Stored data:

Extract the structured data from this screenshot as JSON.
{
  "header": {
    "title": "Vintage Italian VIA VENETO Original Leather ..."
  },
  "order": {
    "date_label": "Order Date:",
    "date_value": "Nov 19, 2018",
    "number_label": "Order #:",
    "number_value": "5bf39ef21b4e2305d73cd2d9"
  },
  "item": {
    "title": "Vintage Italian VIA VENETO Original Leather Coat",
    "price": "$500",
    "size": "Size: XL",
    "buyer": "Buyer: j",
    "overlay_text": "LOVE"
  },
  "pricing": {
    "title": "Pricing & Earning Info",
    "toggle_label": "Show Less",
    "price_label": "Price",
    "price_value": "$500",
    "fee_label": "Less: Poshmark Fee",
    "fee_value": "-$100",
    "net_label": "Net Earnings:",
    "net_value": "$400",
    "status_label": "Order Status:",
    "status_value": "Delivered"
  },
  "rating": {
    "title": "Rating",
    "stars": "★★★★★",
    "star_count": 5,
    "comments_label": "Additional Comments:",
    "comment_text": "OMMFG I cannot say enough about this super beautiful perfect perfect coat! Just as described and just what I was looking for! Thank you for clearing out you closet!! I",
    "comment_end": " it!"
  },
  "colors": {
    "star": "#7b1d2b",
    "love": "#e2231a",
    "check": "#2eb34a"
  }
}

YOUR TASK.
Using the records above, copy each line that contains "Italian".

WRITTEN ANSWER.
    "title": "Vintage Italian VIA VENETO Original Leather ..."
    "title": "Vintage Italian VIA VENETO Original Leather Coat",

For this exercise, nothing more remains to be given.